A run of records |
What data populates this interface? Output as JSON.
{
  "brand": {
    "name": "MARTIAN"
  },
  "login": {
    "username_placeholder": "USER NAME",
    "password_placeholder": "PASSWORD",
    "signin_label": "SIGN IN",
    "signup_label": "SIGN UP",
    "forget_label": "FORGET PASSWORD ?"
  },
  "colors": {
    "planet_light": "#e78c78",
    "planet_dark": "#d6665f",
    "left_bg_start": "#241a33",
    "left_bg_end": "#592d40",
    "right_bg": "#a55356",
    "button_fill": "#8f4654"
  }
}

WORK REQUIRED | Transcribe all of the entries without altering anything.

TASK SOLUTION |
What data populates this interface? Output as JSON.
{
  "brand": {
    "name": "MARTIAN"
  },
  "login": {
    "username_placeholder": "USER NAME",
    "password_placeholder": "PASSWORD",
    "signin_label": "SIGN IN",
    "signup_label": "SIGN UP",
    "forget_label": "FORGET PASSWORD ?"
  },
  "colors": {
    "planet_light": "#e78c78",
    "planet_dark": "#d6665f",
    "left_bg_start": "#241a33",
    "left_bg_end": "#592d40",
    "right_bg": "#a55356",
    "button_fill": "#8f4654"
  }
}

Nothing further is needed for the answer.